Objective
Take the entries below and print all of them exactly, please.

## START

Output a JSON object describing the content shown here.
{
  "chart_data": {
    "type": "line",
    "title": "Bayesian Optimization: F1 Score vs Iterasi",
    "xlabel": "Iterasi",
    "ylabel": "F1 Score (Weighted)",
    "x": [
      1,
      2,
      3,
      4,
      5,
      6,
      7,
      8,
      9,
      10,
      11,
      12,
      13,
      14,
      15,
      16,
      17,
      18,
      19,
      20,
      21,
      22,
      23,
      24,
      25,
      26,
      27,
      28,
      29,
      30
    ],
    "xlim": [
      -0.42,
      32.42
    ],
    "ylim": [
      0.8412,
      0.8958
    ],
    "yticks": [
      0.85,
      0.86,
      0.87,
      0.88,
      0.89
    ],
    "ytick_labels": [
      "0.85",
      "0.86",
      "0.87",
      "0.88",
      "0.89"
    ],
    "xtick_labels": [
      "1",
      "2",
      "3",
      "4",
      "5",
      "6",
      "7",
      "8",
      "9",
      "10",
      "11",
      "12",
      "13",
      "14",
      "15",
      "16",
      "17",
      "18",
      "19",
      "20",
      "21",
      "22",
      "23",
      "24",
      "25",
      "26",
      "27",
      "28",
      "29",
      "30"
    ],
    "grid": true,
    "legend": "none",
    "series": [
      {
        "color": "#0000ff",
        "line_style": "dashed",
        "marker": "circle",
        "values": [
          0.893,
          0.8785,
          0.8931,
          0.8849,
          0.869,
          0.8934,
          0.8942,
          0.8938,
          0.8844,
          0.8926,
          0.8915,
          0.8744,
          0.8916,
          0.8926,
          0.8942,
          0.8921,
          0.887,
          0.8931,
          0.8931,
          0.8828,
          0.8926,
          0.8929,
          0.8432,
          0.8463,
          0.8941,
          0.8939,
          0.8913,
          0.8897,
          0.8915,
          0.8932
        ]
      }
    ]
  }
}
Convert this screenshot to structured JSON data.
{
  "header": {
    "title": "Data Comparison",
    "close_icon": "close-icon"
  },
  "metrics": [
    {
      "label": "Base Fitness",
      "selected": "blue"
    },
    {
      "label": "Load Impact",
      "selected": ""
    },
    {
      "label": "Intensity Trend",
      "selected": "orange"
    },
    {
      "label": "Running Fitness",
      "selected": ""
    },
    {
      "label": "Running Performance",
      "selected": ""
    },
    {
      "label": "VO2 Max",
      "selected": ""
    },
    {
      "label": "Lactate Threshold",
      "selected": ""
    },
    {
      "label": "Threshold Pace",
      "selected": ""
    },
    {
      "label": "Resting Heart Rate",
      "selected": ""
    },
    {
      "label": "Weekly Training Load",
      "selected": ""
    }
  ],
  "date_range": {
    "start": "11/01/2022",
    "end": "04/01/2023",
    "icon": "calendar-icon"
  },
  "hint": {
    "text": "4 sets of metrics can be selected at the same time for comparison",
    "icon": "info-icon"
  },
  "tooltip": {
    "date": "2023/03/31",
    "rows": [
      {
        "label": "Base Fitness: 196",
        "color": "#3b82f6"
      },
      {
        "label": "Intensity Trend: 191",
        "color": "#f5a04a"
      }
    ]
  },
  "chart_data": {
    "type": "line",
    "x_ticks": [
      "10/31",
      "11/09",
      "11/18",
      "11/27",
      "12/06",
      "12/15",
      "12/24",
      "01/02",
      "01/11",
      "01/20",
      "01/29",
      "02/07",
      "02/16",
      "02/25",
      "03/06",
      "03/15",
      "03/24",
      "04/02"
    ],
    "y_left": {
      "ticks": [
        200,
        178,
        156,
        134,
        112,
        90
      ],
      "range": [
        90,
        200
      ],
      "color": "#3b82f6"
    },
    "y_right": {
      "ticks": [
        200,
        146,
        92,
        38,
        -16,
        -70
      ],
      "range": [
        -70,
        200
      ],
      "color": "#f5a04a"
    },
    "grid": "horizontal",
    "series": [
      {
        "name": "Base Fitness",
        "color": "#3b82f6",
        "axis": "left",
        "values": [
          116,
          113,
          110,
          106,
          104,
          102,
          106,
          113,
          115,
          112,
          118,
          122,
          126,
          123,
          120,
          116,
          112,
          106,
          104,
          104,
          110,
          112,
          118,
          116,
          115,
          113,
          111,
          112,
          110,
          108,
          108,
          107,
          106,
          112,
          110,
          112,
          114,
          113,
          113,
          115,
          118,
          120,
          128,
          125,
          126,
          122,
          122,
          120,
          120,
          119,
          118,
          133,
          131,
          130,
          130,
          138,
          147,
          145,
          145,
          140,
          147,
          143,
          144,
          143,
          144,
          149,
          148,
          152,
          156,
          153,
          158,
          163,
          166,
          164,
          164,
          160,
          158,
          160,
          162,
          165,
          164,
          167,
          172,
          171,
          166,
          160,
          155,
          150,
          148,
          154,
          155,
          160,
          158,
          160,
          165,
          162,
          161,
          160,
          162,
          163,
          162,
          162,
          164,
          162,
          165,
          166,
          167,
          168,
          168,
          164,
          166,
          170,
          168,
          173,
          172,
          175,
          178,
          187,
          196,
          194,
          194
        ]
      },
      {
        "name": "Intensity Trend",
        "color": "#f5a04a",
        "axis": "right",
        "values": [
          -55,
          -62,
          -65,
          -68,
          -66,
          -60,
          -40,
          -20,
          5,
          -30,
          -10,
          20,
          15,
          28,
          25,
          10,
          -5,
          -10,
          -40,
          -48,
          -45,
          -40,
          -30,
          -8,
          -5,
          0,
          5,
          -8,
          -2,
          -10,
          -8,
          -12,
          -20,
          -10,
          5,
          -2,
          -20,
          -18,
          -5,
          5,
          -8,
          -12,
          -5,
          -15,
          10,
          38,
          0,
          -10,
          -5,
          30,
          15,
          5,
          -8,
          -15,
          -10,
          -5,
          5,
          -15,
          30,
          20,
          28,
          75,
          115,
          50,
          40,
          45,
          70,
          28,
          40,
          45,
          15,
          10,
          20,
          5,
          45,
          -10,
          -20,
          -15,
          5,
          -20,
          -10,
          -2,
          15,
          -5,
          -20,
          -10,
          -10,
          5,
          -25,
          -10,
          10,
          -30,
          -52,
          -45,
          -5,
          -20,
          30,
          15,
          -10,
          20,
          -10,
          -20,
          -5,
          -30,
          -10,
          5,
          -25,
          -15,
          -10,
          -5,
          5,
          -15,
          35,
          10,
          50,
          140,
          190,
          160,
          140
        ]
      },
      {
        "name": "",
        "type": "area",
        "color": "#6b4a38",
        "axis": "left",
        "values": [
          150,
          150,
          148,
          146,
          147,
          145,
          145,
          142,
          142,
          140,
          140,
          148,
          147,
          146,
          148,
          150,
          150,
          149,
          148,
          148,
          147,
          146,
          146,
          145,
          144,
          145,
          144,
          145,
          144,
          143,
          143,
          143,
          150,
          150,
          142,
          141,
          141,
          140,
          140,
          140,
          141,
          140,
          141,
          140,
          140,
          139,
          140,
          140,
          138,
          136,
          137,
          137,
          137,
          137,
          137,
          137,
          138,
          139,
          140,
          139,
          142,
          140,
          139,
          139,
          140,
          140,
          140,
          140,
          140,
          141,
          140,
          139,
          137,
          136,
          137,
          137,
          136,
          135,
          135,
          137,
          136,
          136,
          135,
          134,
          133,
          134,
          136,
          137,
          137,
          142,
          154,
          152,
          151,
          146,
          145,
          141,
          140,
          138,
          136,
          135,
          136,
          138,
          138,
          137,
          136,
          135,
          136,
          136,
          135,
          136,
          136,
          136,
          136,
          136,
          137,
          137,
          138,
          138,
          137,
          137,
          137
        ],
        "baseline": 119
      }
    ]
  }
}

## END

Solution to this exercise
Output a JSON object describing the content shown here.
{
  "chart_data": {
    "type": "line",
    "title": "Bayesian Optimization: F1 Score vs Iterasi",
    "xlabel": "Iterasi",
    "ylabel": "F1 Score (Weighted)",
    "x": [
      1,
      2,
      3,
      4,
      5,
      6,
      7,
      8,
      9,
      10,
      11,
      12,
      13,
      14,
      15,
      16,
      17,
      18,
      19,
      20,
      21,
      22,
      23,
      24,
      25,
      26,
      27,
      28,
      29,
      30
    ],
    "xlim": [
      -0.42,
      32.42
    ],
    "ylim": [
      0.8412,
      0.8958
    ],
    "yticks": [
      0.85,
      0.86,
      0.87,
      0.88,
      0.89
    ],
    "ytick_labels": [
      "0.85",
      "0.86",
      "0.87",
      "0.88",
      "0.89"
    ],
    "xtick_labels": [
      "1",
      "2",
      "3",
      "4",
      "5",
      "6",
      "7",
      "8",
      "9",
      "10",
      "11",
      "12",
      "13",
      "14",
      "15",
      "16",
      "17",
      "18",
      "19",
      "20",
      "21",
      "22",
      "23",
      "24",
      "25",
      "26",
      "27",
      "28",
      "29",
      "30"
    ],
    "grid": true,
    "legend": "none",
    "series": [
      {
        "color": "#0000ff",
        "line_style": "dashed",
        "marker": "circle",
        "values": [
          0.893,
          0.8785,
          0.8931,
          0.8849,
          0.869,
          0.8934,
          0.8942,
          0.8938,
          0.8844,
          0.8926,
          0.8915,
          0.8744,
          0.8916,
          0.8926,
          0.8942,
          0.8921,
          0.887,
          0.8931,
          0.8931,
          0.8828,
          0.8926,
          0.8929,
          0.8432,
          0.8463,
          0.8941,
          0.8939,
          0.8913,
          0.8897,
          0.8915,
          0.8932
        ]
      }
    ]
  }
}
Convert this screenshot to structured JSON data.
{
  "header": {
    "title": "Data Comparison",
    "close_icon": "close-icon"
  },
  "metrics": [
    {
      "label": "Base Fitness",
      "selected": "blue"
    },
    {
      "label": "Load Impact",
      "selected": ""
    },
    {
      "label": "Intensity Trend",
      "selected": "orange"
    },
    {
      "label": "Running Fitness",
      "selected": ""
    },
    {
      "label": "Running Performance",
      "selected": ""
    },
    {
      "label": "VO2 Max",
      "selected": ""
    },
    {
      "label": "Lactate Threshold",
      "selected": ""
    },
    {
      "label": "Threshold Pace",
      "selected": ""
    },
    {
      "label": "Resting Heart Rate",
      "selected": ""
    },
    {
      "label": "Weekly Training Load",
      "selected": ""
    }
  ],
  "date_range": {
    "start": "11/01/2022",
    "end": "04/01/2023",
    "icon": "calendar-icon"
  },
  "hint": {
    "text": "4 sets of metrics can be selected at the same time for comparison",
    "icon": "info-icon"
  },
  "tooltip": {
    "date": "2023/03/31",
    "rows": [
      {
        "label": "Base Fitness: 196",
        "color": "#3b82f6"
      },
      {
        "label": "Intensity Trend: 191",
        "color": "#f5a04a"
      }
    ]
  },
  "chart_data": {
    "type": "line",
    "x_ticks": [
      "10/31",
      "11/09",
      "11/18",
      "11/27",
      "12/06",
      "12/15",
      "12/24",
      "01/02",
      "01/11",
      "01/20",
      "01/29",
      "02/07",
      "02/16",
      "02/25",
      "03/06",
      "03/15",
      "03/24",
      "04/02"
    ],
    "y_left": {
      "ticks": [
        200,
        178,
        156,
        134,
        112,
        90
      ],
      "range": [
        90,
        200
      ],
      "color": "#3b82f6"
    },
    "y_right": {
      "ticks": [
        200,
        146,
        92,
        38,
        -16,
        -70
      ],
      "range": [
        -70,
        200
      ],
      "color": "#f5a04a"
    },
    "grid": "horizontal",
    "series": [
      {
        "name": "Base Fitness",
        "color": "#3b82f6",
        "axis": "left",
        "values": [
          116,
          113,
          110,
          106,
          104,
          102,
          106,
          113,
          115,
          112,
          118,
          122,
          126,
          123,
          120,
          116,
          112,
          106,
          104,
          104,
          110,
          112,
          118,
          116,
          115,
          113,
          111,
          112,
          110,
          108,
          108,
          107,
          106,
          112,
          110,
          112,
          114,
          113,
          113,
          115,
          118,
          120,
          128,
          125,
          126,
          122,
          122,
          120,
          120,
          119,
          118,
          133,
          131,
          130,
          130,
          138,
          147,
          145,
          145,
          140,
          147,
          143,
          144,
          143,
          144,
          149,
          148,
          152,
          156,
          153,
          158,
          163,
          166,
          164,
          164,
          160,
          158,
          160,
          162,
          165,
          164,
          167,
          172,
          171,
          166,
          160,
          155,
          150,
          148,
          154,
          155,
          160,
          158,
          160,
          165,
          162,
          161,
          160,
          162,
          163,
          162,
          162,
          164,
          162,
          165,
          166,
          167,
          168,
          168,
          164,
          166,
          170,
          168,
          173,
          172,
          175,
          178,
          187,
          196,
          194,
          194
        ]
      },
      {
        "name": "Intensity Trend",
        "color": "#f5a04a",
        "axis": "right",
        "values": [
          -55,
          -62,
          -65,
          -68,
          -66,
          -60,
          -40,
          -20,
          5,
          -30,
          -10,
          20,
          15,
          28,
          25,
          10,
          -5,
          -10,
          -40,
          -48,
          -45,
          -40,
          -30,
          -8,
          -5,
          0,
          5,
          -8,
          -2,
          -10,
          -8,
          -12,
          -20,
          -10,
          5,
          -2,
          -20,
          -18,
          -5,
          5,
          -8,
          -12,
          -5,
          -15,
          10,
          38,
          0,
          -10,
          -5,
          30,
          15,
          5,
          -8,
          -15,
          -10,
          -5,
          5,
          -15,
          30,
          20,
          28,
          75,
          115,
          50,
          40,
          45,
          70,
          28,
          40,
          45,
          15,
          10,
          20,
          5,
          45,
          -10,
          -20,
          -15,
          5,
          -20,
          -10,
          -2,
          15,
          -5,
          -20,
          -10,
          -10,
          5,
          -25,
          -10,
          10,
          -30,
          -52,
          -45,
          -5,
          -20,
          30,
          15,
          -10,
          20,
          -10,
          -20,
          -5,
          -30,
          -10,
          5,
          -25,
          -15,
          -10,
          -5,
          5,
          -15,
          35,
          10,
          50,
          140,
          190,
          160,
          140
        ]
      },
      {
        "name": "",
        "type": "area",
        "color": "#6b4a38",
        "axis": "left",
        "values": [
          150,
          150,
          148,
          146,
          147,
          145,
          145,
          142,
          142,
          140,
          140,
          148,
          147,
          146,
          148,
          150,
          150,
          149,
          148,
          148,
          147,
          146,
          146,
          145,
          144,
          145,
          144,
          145,
          144,
          143,
          143,
          143,
          150,
          150,
          142,
          141,
          141,
          140,
          140,
          140,
          141,
          140,
          141,
          140,
          140,
          139,
          140,
          140,
          138,
          136,
          137,
          137,
          137,
          137,
          137,
          137,
          138,
          139,
          140,
          139,
          142,
          140,
          139,
          139,
          140,
          140,
          140,
          140,
          140,
          141,
          140,
          139,
          137,
          136,
          137,
          137,
          136,
          135,
          135,
          137,
          136,
          136,
          135,
          134,
          133,
          134,
          136,
          137,
          137,
          142,
          154,
          152,
          151,
          146,
          145,
          141,
          140,
          138,
          136,
          135,
          136,
          138,
          138,
          137,
          136,
          135,
          136,
          136,
          135,
          136,
          136,
          136,
          136,
          136,
          137,
          137,
          138,
          138,
          137,
          137,
          137
        ],
        "baseline": 119
      }
    ]
  }
}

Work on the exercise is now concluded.